● Written exercise:
Copy all the material that follows, keeping every character the same.

━━━ Material supplied ━━━

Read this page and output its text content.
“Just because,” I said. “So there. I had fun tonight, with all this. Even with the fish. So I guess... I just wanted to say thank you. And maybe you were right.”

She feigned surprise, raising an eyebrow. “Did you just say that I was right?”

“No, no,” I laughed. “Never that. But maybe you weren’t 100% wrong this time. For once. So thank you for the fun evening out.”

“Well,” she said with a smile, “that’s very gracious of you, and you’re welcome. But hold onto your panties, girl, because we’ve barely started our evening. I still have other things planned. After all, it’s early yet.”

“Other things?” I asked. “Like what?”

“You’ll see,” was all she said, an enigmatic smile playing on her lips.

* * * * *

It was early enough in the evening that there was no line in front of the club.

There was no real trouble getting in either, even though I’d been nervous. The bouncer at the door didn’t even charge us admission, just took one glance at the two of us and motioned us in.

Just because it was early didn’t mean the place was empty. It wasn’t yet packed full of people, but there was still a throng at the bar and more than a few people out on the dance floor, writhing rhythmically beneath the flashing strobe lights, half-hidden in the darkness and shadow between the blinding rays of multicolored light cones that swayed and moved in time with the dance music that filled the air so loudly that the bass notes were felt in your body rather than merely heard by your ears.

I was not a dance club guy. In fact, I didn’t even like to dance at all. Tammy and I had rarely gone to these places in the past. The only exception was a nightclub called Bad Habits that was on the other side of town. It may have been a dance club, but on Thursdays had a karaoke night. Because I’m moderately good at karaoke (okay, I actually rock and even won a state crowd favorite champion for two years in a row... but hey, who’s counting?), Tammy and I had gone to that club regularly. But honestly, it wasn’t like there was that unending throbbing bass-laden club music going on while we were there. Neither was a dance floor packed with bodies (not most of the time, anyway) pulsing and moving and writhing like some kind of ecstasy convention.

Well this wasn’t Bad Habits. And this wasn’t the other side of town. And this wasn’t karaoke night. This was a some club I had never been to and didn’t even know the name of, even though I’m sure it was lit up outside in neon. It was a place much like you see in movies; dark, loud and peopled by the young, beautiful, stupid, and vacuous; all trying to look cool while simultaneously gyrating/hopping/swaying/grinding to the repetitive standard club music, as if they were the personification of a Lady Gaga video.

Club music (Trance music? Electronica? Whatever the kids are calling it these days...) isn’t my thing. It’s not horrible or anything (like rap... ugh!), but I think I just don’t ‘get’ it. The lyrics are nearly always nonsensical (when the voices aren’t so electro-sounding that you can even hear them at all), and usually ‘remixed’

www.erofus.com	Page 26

━━━

● Exercise response:
Read this page and output its text content.
“Just because,” I said. “So there. I had fun tonight, with all this. Even with the fish. So I guess... I just wanted to say thank you. And maybe you were right.”

She feigned surprise, raising an eyebrow. “Did you just say that I was right?”

“No, no,” I laughed. “Never that. But maybe you weren’t 100% wrong this time. For once. So thank you for the fun evening out.”

“Well,” she said with a smile, “that’s very gracious of you, and you’re welcome. But hold onto your panties, girl, because we’ve barely started our evening. I still have other things planned. After all, it’s early yet.”

“Other things?” I asked. “Like what?”

“You’ll see,” was all she said, an enigmatic smile playing on her lips.

* * * * *

It was early enough in the evening that there was no line in front of the club.

There was no real trouble getting in either, even though I’d been nervous. The bouncer at the door didn’t even charge us admission, just took one glance at the two of us and motioned us in.

Just because it was early didn’t mean the place was empty. It wasn’t yet packed full of people, but there was still a throng at the bar and more than a few people out on the dance floor, writhing rhythmically beneath the flashing strobe lights, half-hidden in the darkness and shadow between the blinding rays of multicolored light cones that swayed and moved in time with the dance music that filled the air so loudly that the bass notes were felt in your body rather than merely heard by your ears.

I was not a dance club guy. In fact, I didn’t even like to dance at all. Tammy and I had rarely gone to these places in the past. The only exception was a nightclub called Bad Habits that was on the other side of town. It may have been a dance club, but on Thursdays had a karaoke night. Because I’m moderately good at karaoke (okay, I actually rock and even won a state crowd favorite champion for two years in a row... but hey, who’s counting?), Tammy and I had gone to that club regularly. But honestly, it wasn’t like there was that unending throbbing bass-laden club music going on while we were there. Neither was a dance floor packed with bodies (not most of the time, anyway) pulsing and moving and writhing like some kind of ecstasy convention.

Well this wasn’t Bad Habits. And this wasn’t the other side of town. And this wasn’t karaoke night. This was a some club I had never been to and didn’t even know the name of, even though I’m sure it was lit up outside in neon. It was a place much like you see in movies; dark, loud and peopled by the young, beautiful, stupid, and vacuous; all trying to look cool while simultaneously gyrating/hopping/swaying/grinding to the repetitive standard club music, as if they were the personification of a Lady Gaga video.

Club music (Trance music? Electronica? Whatever the kids are calling it these days...) isn’t my thing. It’s not horrible or anything (like rap... ugh!), but I think I just don’t ‘get’ it. The lyrics are nearly always nonsensical (when the voices aren’t so electro-sounding that you can even hear them at all), and usually ‘remixed’

www.erofus.com	Page 26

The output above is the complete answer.